━━━━━ TASK INPUT ━━━━━

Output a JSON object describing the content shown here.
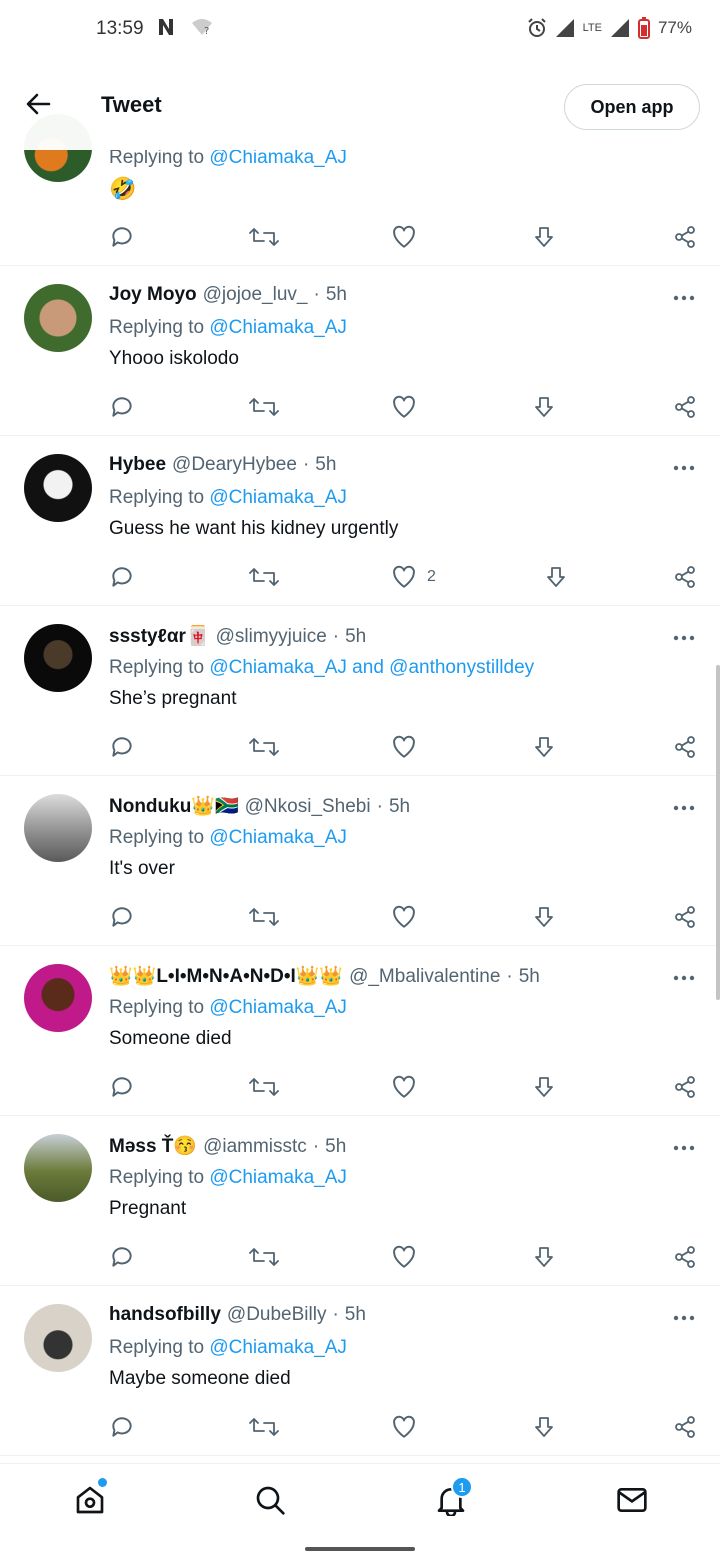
{
  "status_bar": {
    "time": "13:59",
    "battery": "77%",
    "network": "LTE"
  },
  "header": {
    "title": "Tweet",
    "open_app_label": "Open app"
  },
  "replying_prefix": "Replying to",
  "top_partial": {
    "reply_to": "@Chiamaka_AJ",
    "text": "🤣"
  },
  "tweets": [
    {
      "name": "Joy Moyo",
      "handle": "@jojoe_luv_",
      "time": "5h",
      "reply_to": "@Chiamaka_AJ",
      "text": "Yhooo iskolodo",
      "likes": ""
    },
    {
      "name": "Hybee",
      "handle": "@DearyHybee",
      "time": "5h",
      "reply_to": "@Chiamaka_AJ",
      "text": "Guess he want his kidney urgently",
      "likes": "2"
    },
    {
      "name": "ssstyℓαr🀄",
      "handle": "@slimyyjuice",
      "time": "5h",
      "reply_to": "@Chiamaka_AJ and @anthonystilldey",
      "text": "She’s pregnant",
      "likes": ""
    },
    {
      "name": "Nonduku👑🇿🇦",
      "handle": "@Nkosi_Shebi",
      "time": "5h",
      "reply_to": "@Chiamaka_AJ",
      "text": "It's over",
      "likes": ""
    },
    {
      "name": "👑👑L•I•M•N•A•N•D•I👑👑",
      "handle": "@_Mbalivalentine",
      "time": "5h",
      "reply_to": "@Chiamaka_AJ",
      "text": "Someone died",
      "likes": ""
    },
    {
      "name": "Mǝss Ť😚",
      "handle": "@iammisstc",
      "time": "5h",
      "reply_to": "@Chiamaka_AJ",
      "text": "Pregnant",
      "likes": ""
    },
    {
      "name": "handsofbilly",
      "handle": "@DubeBilly",
      "time": "5h",
      "reply_to": "@Chiamaka_AJ",
      "text": "Maybe someone died",
      "likes": ""
    }
  ],
  "bottom_nav": {
    "notifications_badge": "1"
  },
  "colors": {
    "accent": "#1d9bf0",
    "secondary_text": "#536471",
    "divider": "#eff3f4"
  },
  "icons": [
    "back-arrow-icon",
    "reply-icon",
    "retweet-icon",
    "like-icon",
    "bookmark-download-icon",
    "share-icon",
    "more-icon",
    "home-icon",
    "search-icon",
    "bell-icon",
    "mail-icon"
  ]
}
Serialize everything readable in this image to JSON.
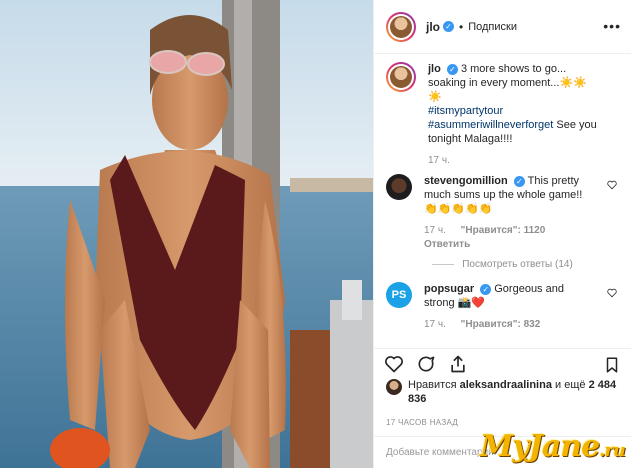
{
  "post": {
    "username": "jlo",
    "follow_label": "Подписки",
    "dot": "•",
    "more_icon": "more-horizontal-icon",
    "verified_icon": "verified-badge-icon"
  },
  "comments": [
    {
      "username": "jlo",
      "text": "3 more shows to go... soaking in every moment...☀️☀️☀️",
      "hashtag1": "#itsmypartytour",
      "hashtag2": "#asummeriwillneverforget",
      "text2": "See you tonight Malaga!!!!",
      "time": "17 ч."
    },
    {
      "username": "stevengomillion",
      "text": "This pretty much sums up the whole game!! 👏👏👏👏👏",
      "time": "17 ч.",
      "likes": "\"Нравится\": 1120",
      "reply": "Ответить",
      "view_replies": "Посмотреть ответы (14)"
    },
    {
      "username": "popsugar",
      "avatar_text": "PS",
      "text": "Gorgeous and strong 📸❤️",
      "time": "17 ч.",
      "likes": "\"Нравится\": 832"
    }
  ],
  "likes_line": {
    "prefix": "Нравится",
    "user": "aleksandraalinina",
    "suffix": "и ещё",
    "count": "2 484 836"
  },
  "timestamp": "17 ЧАСОВ НАЗАД",
  "add_comment_placeholder": "Добавьте комментарий...",
  "watermark": {
    "main": "MyJane",
    "suffix": ".ru"
  },
  "colors": {
    "accent": "#3897f0",
    "popsugar": "#1aa1e6",
    "swimsuit": "#5a1a1c"
  }
}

━━━━━

STATED PROBLEM: Pictures in the data above should not be copied; transcribe everything else exactly.

EXPECTED ANSWER:
Output a JSON object describing the content shown here.
{
  "status_bar": {
    "time": "13:59",
    "battery": "77%",
    "network": "LTE"
  },
  "header": {
    "title": "Tweet",
    "open_app_label": "Open app"
  },
  "replying_prefix": "Replying to",
  "top_partial": {
    "reply_to": "@Chiamaka_AJ",
    "text": "🤣"
  },
  "tweets": [
    {
      "name": "Joy Moyo",
      "handle": "@jojoe_luv_",
      "time": "5h",
      "reply_to": "@Chiamaka_AJ",
      "text": "Yhooo iskolodo",
      "likes": ""
    },
    {
      "name": "Hybee",
      "handle": "@DearyHybee",
      "time": "5h",
      "reply_to": "@Chiamaka_AJ",
      "text": "Guess he want his kidney urgently",
      "likes": "2"
    },
    {
      "name": "ssstyℓαr🀄",
      "handle": "@slimyyjuice",
      "time": "5h",
      "reply_to": "@Chiamaka_AJ and @anthonystilldey",
      "text": "She’s pregnant",
      "likes": ""
    },
    {
      "name": "Nonduku👑🇿🇦",
      "handle": "@Nkosi_Shebi",
      "time": "5h",
      "reply_to": "@Chiamaka_AJ",
      "text": "It's over",
      "likes": ""
    },
    {
      "name": "👑👑L•I•M•N•A•N•D•I👑👑",
      "handle": "@_Mbalivalentine",
      "time": "5h",
      "reply_to": "@Chiamaka_AJ",
      "text": "Someone died",
      "likes": ""
    },
    {
      "name": "Mǝss Ť😚",
      "handle": "@iammisstc",
      "time": "5h",
      "reply_to": "@Chiamaka_AJ",
      "text": "Pregnant",
      "likes": ""
    },
    {
      "name": "handsofbilly",
      "handle": "@DubeBilly",
      "time": "5h",
      "reply_to": "@Chiamaka_AJ",
      "text": "Maybe someone died",
      "likes": ""
    }
  ],
  "bottom_nav": {
    "notifications_badge": "1"
  },
  "colors": {
    "accent": "#1d9bf0",
    "secondary_text": "#536471",
    "divider": "#eff3f4"
  },
  "icons": [
    "back-arrow-icon",
    "reply-icon",
    "retweet-icon",
    "like-icon",
    "bookmark-download-icon",
    "share-icon",
    "more-icon",
    "home-icon",
    "search-icon",
    "bell-icon",
    "mail-icon"
  ]
}
Serialize everything readable in this image to JSON.
{
  "post": {
    "username": "jlo",
    "follow_label": "Подписки",
    "dot": "•",
    "more_icon": "more-horizontal-icon",
    "verified_icon": "verified-badge-icon"
  },
  "comments": [
    {
      "username": "jlo",
      "text": "3 more shows to go... soaking in every moment...☀️☀️☀️",
      "hashtag1": "#itsmypartytour",
      "hashtag2": "#asummeriwillneverforget",
      "text2": "See you tonight Malaga!!!!",
      "time": "17 ч."
    },
    {
      "username": "stevengomillion",
      "text": "This pretty much sums up the whole game!! 👏👏👏👏👏",
      "time": "17 ч.",
      "likes": "\"Нравится\": 1120",
      "reply": "Ответить",
      "view_replies": "Посмотреть ответы (14)"
    },
    {
      "username": "popsugar",
      "avatar_text": "PS",
      "text": "Gorgeous and strong 📸❤️",
      "time": "17 ч.",
      "likes": "\"Нравится\": 832"
    }
  ],
  "likes_line": {
    "prefix": "Нравится",
    "user": "aleksandraalinina",
    "suffix": "и ещё",
    "count": "2 484 836"
  },
  "timestamp": "17 ЧАСОВ НАЗАД",
  "add_comment_placeholder": "Добавьте комментарий...",
  "watermark": {
    "main": "MyJane",
    "suffix": ".ru"
  },
  "colors": {
    "accent": "#3897f0",
    "popsugar": "#1aa1e6",
    "swimsuit": "#5a1a1c"
  }
}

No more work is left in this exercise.